▸ **Work instructions**: Among the lines below, list those containing the string "Family".

▸ **Input for this task**:

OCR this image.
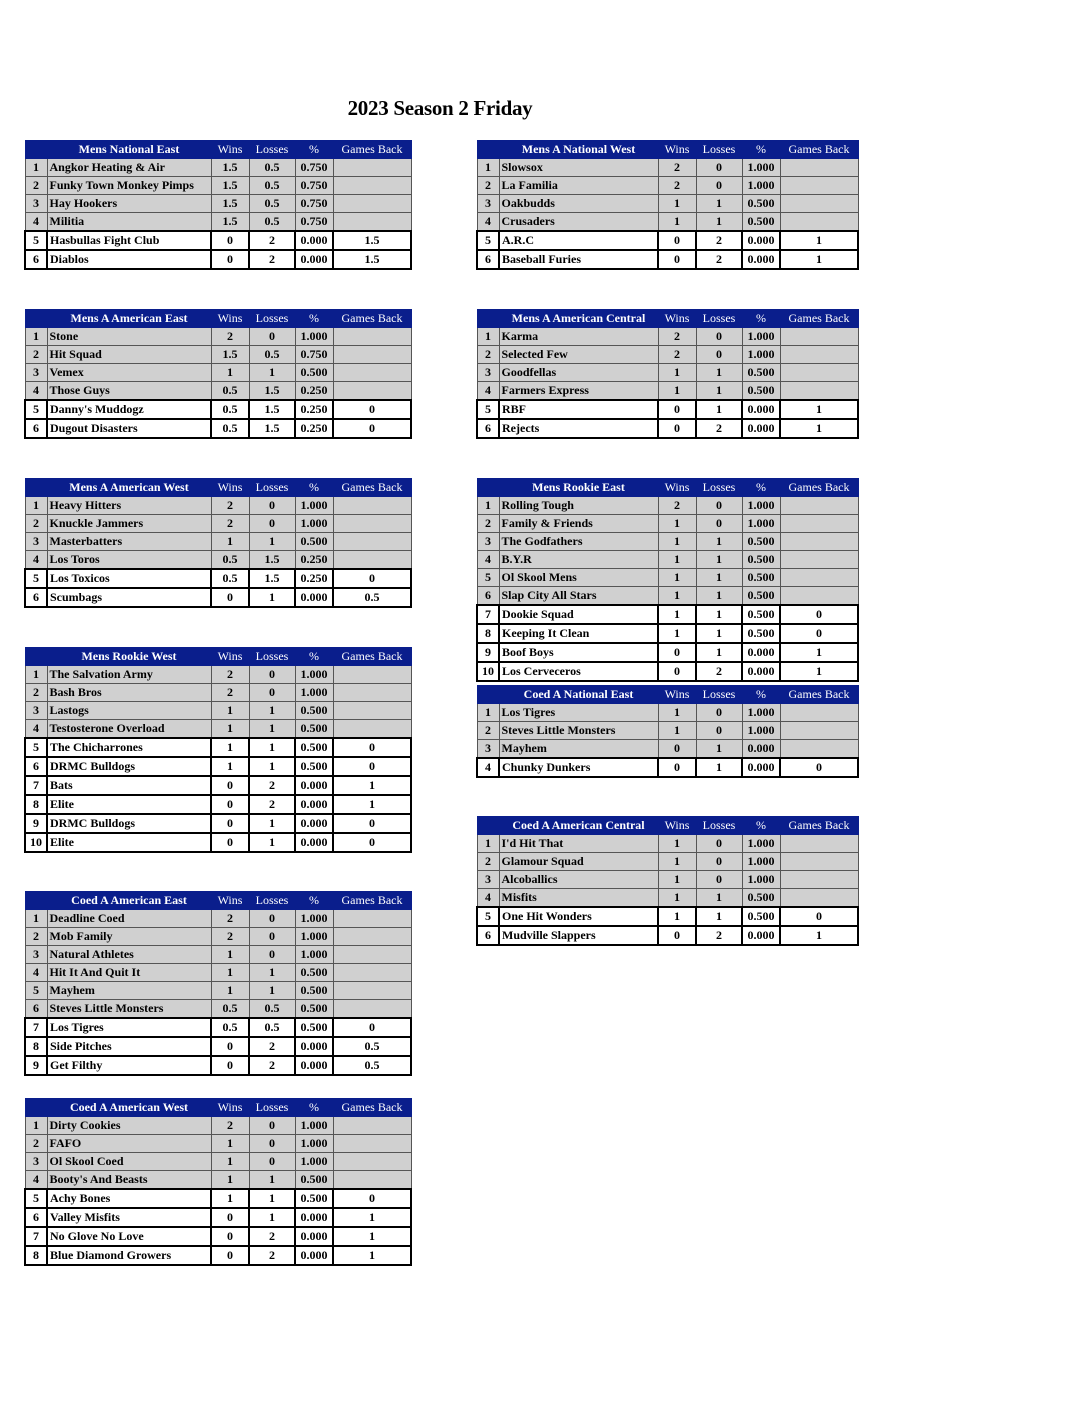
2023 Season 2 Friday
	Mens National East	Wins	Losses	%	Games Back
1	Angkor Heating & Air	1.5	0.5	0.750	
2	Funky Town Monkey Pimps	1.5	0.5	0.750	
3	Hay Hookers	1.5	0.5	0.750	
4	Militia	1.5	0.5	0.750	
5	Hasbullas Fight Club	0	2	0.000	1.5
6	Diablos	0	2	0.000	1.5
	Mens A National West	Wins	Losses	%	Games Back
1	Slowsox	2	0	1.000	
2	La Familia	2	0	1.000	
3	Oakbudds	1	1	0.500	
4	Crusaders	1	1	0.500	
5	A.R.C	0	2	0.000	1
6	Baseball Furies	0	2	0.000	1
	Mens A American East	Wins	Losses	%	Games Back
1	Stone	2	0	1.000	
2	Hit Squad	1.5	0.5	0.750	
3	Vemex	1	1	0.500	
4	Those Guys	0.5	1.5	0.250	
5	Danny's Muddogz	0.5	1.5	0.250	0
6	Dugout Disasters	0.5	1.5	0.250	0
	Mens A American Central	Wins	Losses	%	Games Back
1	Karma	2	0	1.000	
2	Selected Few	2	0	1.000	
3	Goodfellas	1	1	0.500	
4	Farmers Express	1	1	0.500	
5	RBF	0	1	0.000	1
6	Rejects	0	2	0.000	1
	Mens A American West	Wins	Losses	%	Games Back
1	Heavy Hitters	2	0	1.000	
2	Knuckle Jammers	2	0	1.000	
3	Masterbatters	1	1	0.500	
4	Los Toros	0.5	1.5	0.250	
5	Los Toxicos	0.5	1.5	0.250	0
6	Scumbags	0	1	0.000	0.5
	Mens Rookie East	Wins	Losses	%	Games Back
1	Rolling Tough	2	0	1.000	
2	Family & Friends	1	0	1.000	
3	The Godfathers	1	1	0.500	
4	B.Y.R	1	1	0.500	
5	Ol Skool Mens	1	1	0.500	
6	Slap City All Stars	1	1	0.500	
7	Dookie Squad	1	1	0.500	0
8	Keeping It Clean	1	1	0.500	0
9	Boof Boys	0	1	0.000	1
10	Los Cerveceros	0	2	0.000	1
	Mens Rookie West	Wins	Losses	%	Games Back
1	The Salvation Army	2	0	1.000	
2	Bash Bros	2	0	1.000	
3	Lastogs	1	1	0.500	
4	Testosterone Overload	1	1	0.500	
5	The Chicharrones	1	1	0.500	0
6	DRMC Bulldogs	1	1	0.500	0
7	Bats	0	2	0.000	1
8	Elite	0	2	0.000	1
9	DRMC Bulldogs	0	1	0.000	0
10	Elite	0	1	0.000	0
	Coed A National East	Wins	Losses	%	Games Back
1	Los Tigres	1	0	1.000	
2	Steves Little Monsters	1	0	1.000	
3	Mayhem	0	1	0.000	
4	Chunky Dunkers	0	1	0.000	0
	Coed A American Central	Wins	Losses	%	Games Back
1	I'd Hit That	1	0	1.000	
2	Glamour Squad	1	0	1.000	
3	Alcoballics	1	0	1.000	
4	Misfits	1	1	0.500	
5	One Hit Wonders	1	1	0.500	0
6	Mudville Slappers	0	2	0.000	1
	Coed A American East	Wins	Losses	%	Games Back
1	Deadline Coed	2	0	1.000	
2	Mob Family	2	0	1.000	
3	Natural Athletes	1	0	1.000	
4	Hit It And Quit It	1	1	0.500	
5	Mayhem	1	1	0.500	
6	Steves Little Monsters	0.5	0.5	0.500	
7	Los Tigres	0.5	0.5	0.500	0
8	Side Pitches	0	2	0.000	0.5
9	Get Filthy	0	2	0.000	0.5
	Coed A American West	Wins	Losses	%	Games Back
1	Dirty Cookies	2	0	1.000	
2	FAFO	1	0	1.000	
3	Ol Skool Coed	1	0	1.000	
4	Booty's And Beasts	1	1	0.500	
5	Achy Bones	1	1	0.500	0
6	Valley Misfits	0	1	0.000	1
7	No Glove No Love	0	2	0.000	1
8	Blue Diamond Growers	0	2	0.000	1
* * *
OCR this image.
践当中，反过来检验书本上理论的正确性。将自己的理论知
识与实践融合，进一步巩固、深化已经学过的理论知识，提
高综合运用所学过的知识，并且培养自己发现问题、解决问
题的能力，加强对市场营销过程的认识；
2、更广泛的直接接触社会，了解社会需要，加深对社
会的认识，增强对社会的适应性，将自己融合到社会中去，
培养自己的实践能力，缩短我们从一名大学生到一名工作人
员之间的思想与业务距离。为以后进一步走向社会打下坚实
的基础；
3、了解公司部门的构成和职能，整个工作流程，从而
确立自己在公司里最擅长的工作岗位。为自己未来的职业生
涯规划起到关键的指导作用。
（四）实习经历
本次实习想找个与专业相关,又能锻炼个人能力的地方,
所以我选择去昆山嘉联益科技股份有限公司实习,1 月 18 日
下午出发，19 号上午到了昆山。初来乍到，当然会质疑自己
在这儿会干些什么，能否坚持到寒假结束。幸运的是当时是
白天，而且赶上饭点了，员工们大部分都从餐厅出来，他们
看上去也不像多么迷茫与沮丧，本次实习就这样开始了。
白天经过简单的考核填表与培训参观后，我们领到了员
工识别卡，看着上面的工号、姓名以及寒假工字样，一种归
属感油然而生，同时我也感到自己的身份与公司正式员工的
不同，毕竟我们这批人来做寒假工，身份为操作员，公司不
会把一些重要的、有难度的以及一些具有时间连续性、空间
--
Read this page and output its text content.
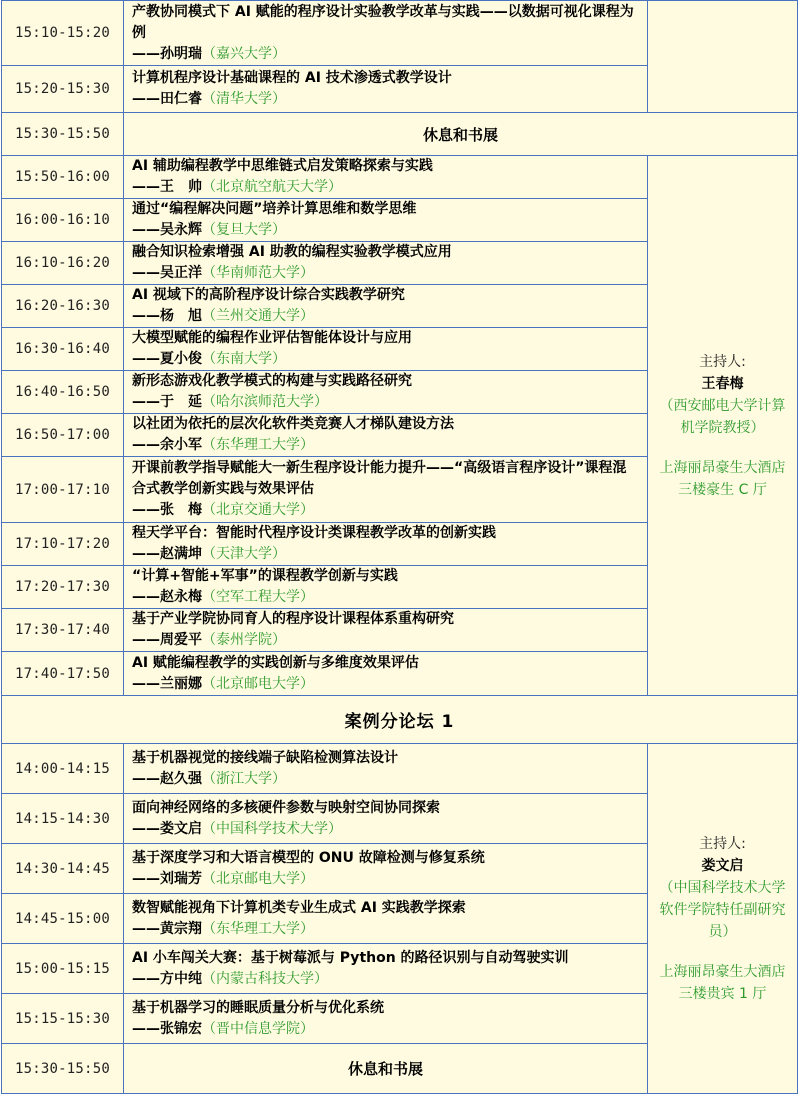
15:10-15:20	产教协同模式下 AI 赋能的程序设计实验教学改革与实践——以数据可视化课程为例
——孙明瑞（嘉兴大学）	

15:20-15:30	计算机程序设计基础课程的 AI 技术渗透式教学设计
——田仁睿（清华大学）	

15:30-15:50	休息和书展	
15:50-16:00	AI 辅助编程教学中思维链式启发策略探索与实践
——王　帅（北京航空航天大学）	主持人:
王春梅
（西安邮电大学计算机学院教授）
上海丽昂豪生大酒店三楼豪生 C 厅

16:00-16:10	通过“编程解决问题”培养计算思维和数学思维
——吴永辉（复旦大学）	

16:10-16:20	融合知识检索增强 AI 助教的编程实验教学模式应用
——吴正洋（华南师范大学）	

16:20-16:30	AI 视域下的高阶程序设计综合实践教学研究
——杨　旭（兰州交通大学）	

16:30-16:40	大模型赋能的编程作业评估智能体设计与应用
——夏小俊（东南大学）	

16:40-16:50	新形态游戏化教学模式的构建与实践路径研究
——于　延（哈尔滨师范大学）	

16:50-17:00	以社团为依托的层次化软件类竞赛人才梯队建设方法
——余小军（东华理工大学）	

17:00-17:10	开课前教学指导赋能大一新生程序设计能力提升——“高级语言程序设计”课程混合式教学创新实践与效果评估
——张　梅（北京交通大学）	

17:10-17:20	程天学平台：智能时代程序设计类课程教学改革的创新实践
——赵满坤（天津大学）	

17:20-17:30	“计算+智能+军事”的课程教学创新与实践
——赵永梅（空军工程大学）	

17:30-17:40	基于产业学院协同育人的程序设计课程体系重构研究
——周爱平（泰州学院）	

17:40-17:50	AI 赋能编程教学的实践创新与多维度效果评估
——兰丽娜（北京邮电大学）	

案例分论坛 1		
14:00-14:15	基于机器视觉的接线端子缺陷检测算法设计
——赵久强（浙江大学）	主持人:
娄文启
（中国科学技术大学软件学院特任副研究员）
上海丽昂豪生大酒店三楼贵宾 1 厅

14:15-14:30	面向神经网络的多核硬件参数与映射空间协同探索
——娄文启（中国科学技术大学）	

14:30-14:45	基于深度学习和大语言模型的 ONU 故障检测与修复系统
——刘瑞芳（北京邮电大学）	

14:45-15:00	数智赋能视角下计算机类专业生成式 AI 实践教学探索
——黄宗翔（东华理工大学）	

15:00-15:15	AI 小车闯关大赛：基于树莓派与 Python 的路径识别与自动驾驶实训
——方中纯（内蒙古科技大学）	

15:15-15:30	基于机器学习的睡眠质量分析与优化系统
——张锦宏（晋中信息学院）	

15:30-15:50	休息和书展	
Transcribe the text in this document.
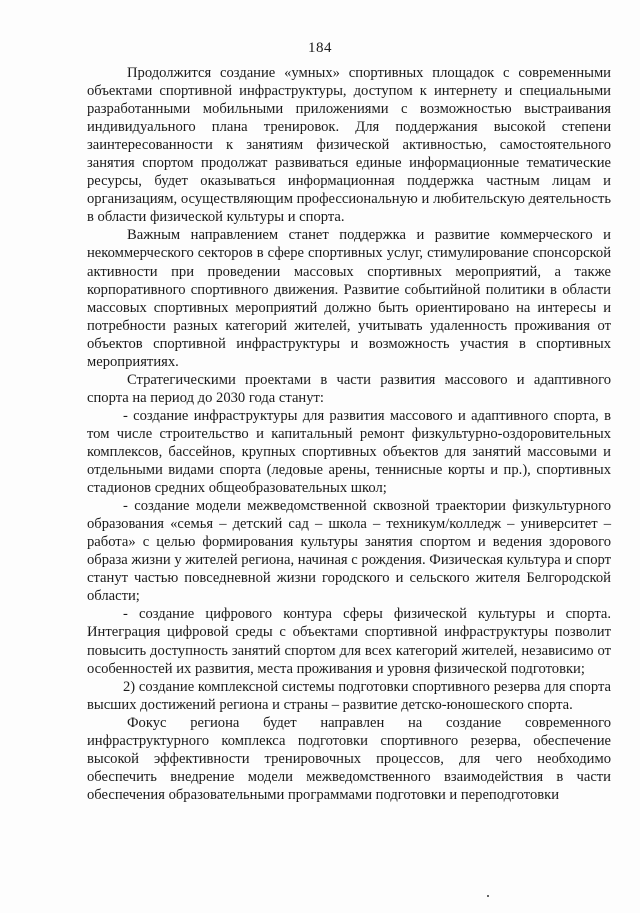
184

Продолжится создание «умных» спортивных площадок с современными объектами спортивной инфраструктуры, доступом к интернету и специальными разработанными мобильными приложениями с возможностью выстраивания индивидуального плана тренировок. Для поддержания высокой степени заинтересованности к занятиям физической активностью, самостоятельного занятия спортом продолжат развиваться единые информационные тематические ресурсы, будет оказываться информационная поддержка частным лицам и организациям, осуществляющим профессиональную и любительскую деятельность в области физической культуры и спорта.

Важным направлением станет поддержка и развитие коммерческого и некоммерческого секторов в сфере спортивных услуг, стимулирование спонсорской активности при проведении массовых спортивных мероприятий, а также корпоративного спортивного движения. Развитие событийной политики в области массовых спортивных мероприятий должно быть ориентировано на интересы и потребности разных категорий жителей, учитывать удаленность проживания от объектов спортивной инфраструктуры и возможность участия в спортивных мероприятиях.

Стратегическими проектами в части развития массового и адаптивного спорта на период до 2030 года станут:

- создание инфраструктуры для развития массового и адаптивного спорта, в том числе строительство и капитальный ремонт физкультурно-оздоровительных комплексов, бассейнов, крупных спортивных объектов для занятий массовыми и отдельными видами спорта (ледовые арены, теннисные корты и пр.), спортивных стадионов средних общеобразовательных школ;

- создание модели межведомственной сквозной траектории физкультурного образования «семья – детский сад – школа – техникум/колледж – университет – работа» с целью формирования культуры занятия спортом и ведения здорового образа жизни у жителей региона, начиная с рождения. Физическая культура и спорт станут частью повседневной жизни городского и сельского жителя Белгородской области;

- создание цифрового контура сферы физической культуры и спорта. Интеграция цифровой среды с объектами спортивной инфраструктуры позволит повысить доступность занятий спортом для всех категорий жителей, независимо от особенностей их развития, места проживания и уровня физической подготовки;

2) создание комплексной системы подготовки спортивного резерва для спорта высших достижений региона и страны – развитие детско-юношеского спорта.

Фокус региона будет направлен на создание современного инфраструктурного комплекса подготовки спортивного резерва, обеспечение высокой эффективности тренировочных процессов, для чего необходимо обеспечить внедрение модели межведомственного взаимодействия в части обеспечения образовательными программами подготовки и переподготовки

▸ **Solution for this problem**:
2	Family & Friends	1	0	1.000	
2	Mob Family	2	0	1.000	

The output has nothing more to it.